"""

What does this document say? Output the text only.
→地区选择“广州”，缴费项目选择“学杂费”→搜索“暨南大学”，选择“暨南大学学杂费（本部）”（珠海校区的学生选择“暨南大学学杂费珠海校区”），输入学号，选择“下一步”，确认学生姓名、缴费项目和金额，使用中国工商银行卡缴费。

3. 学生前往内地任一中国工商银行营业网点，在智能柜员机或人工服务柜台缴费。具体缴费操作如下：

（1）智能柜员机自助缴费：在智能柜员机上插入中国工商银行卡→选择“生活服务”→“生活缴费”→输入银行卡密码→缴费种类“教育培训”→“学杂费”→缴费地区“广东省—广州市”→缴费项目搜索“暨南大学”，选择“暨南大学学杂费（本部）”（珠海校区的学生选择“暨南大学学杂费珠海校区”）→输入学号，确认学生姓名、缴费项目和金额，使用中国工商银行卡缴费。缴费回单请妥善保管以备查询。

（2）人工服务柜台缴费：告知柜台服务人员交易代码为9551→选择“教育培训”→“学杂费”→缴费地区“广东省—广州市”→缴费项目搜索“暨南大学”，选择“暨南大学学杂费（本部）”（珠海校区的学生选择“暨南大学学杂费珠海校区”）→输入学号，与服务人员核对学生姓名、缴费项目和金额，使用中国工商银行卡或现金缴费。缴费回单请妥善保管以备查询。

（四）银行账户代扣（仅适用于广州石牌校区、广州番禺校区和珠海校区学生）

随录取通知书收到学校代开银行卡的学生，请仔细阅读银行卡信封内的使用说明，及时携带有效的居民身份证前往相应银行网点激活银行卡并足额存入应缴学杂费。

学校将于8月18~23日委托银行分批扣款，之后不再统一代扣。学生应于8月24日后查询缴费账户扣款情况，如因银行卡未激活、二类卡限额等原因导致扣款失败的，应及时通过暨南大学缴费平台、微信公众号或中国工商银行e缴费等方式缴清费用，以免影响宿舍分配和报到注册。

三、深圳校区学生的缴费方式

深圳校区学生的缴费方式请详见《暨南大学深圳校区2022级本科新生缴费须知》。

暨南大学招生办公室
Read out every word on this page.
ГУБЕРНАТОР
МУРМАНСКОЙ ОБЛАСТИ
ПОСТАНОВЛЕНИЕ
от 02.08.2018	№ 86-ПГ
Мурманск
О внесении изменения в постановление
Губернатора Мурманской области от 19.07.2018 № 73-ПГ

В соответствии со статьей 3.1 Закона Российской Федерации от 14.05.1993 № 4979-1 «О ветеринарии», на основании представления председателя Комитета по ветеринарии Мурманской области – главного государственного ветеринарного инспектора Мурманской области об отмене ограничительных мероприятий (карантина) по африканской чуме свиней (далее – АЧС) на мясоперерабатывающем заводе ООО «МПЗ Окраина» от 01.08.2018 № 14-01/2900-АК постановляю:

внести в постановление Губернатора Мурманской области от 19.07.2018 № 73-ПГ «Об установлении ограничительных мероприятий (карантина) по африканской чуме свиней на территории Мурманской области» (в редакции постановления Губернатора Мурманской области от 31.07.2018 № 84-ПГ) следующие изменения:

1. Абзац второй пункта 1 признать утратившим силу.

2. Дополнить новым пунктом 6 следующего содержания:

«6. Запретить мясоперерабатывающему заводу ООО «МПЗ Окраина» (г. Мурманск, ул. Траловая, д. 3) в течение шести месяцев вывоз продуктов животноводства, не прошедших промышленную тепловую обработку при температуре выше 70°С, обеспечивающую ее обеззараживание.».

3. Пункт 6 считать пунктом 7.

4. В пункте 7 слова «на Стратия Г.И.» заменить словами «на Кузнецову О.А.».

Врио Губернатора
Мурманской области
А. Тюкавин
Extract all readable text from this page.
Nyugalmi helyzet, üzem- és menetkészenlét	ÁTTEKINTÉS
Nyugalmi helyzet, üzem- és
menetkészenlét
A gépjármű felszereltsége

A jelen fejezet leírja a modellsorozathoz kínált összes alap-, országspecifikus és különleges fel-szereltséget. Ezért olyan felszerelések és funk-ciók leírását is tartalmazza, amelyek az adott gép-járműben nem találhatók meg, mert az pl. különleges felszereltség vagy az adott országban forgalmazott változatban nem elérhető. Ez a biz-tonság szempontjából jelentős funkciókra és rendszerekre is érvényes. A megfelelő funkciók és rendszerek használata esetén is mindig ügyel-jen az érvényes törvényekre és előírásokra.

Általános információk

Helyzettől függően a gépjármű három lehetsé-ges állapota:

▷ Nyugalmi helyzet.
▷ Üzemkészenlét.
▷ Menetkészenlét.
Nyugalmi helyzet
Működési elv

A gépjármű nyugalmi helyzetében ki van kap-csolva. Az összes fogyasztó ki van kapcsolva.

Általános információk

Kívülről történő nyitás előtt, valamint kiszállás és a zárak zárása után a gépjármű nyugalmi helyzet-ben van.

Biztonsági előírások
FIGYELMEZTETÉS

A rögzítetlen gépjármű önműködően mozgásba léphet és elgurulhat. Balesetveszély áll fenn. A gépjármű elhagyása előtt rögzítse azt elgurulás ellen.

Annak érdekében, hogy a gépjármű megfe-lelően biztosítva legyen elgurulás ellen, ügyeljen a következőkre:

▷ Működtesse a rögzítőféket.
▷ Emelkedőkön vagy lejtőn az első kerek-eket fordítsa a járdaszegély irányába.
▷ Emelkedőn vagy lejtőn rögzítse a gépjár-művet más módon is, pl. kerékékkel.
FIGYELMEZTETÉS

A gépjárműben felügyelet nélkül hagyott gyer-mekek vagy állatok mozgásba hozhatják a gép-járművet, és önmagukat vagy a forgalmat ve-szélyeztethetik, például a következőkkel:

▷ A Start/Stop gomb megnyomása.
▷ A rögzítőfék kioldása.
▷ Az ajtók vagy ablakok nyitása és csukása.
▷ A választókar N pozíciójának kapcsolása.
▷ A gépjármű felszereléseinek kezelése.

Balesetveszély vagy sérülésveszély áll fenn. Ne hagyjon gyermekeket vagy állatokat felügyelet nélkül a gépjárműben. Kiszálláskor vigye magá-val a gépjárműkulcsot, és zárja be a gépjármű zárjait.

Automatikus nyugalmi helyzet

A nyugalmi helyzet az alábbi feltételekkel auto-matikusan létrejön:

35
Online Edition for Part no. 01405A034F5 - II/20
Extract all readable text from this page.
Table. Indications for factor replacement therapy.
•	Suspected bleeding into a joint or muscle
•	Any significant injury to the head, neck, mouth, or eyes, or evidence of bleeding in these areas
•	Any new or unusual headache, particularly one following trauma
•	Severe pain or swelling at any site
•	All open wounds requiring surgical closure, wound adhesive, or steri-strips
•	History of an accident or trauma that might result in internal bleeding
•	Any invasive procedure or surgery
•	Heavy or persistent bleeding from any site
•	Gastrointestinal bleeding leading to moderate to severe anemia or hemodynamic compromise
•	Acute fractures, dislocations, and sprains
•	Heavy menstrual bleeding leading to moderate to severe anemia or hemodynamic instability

"""

The task: Search the records for the word "изменения". Copy every line that has it.

Full output:
О внесении изменения в постановление
внести в постановление Губернатора Мурманской области от 19.07.2018 № 73-ПГ «Об установлении ограничительных мероприятий (карантина) по африканской чуме свиней на территории Мурманской области» (в редакции постановления Губернатора Мурманской области от 31.07.2018 № 84-ПГ) следующие изменения:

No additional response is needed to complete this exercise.